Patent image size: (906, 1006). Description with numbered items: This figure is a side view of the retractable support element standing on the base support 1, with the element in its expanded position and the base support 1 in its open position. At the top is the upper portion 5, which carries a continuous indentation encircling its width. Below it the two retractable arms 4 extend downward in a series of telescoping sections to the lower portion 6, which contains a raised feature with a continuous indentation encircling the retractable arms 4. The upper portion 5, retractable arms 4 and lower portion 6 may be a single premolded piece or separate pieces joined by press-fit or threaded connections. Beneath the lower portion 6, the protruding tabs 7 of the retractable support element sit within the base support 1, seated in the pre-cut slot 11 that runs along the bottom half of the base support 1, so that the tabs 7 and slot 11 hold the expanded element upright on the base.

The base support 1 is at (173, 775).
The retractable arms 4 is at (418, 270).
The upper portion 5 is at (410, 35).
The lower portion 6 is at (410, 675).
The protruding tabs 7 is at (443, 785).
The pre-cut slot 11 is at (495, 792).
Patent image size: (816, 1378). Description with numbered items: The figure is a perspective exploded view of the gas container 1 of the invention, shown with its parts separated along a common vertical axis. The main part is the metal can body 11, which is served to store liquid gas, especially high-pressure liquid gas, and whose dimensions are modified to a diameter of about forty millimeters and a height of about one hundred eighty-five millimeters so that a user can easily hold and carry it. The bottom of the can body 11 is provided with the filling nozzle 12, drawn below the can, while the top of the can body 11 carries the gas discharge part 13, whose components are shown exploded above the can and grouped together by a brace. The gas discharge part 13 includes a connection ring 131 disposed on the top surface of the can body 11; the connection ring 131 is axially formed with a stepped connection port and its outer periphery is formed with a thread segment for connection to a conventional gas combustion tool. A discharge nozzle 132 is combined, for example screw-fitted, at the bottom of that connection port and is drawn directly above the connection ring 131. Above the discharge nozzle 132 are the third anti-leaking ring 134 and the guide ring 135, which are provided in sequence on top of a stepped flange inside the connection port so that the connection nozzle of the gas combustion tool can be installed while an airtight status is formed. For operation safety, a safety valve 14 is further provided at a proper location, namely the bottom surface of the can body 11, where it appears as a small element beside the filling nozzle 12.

SHORT EXERCISE: Recast all of the entries above as a JSON list of strings with one string per line, omitting any blank lines.

EXERCISE OUTPUT:
[
  "Patent image size: (906, 1006). Description with numbered items: This figure is a side view of the retractable support element standing on the base support 1, with the element in its expanded position and the base support 1 in its open position. At the top is the upper portion 5, which carries a continuous indentation encircling its width. Below it the two retractable arms 4 extend downward in a series of telescoping sections to the lower portion 6, which contains a raised feature with a continuous indentation encircling the retractable arms 4. The upper portion 5, retractable arms 4 and lower portion 6 may be a single premolded piece or separate pieces joined by press-fit or threaded connections. Beneath the lower portion 6, the protruding tabs 7 of the retractable support element sit within the base support 1, seated in the pre-cut slot 11 that runs along the bottom half of the base support 1, so that the tabs 7 and slot 11 hold the expanded element upright on the base.",
  "The base support 1 is at (173, 775).",
  "The retractable arms 4 is at (418, 270).",
  "The upper portion 5 is at (410, 35).",
  "The lower portion 6 is at (410, 675).",
  "The protruding tabs 7 is at (443, 785).",
  "The pre-cut slot 11 is at (495, 792).",
  "Patent image size: (816, 1378). Description with numbered items: The figure is a perspective exploded view of the gas container 1 of the invention, shown with its parts separated along a common vertical axis. The main part is the metal can body 11, which is served to store liquid gas, especially high-pressure liquid gas, and whose dimensions are modified to a diameter of about forty millimeters and a height of about one hundred eighty-five millimeters so that a user can easily hold and carry it. The bottom of the can body 11 is provided with the filling nozzle 12, drawn below the can, while the top of the can body 11 carries the gas discharge part 13, whose components are shown exploded above the can and grouped together by a brace. The gas discharge part 13 includes a connection ring 131 disposed on the top surface of the can body 11; the connection ring 131 is axially formed with a stepped connection port and its outer periphery is formed with a thread segment for connection to a conventional gas combustion tool. A discharge nozzle 132 is combined, for example screw-fitted, at the bottom of that connection port and is drawn directly above the connection ring 131. Above the discharge nozzle 132 are the third anti-leaking ring 134 and the guide ring 135, which are provided in sequence on top of a stepped flange inside the connection port so that the connection nozzle of the gas combustion tool can be installed while an airtight status is formed. For operation safety, a safety valve 14 is further provided at a proper location, namely the bottom surface of the can body 11, where it appears as a small element beside the filling nozzle 12."
]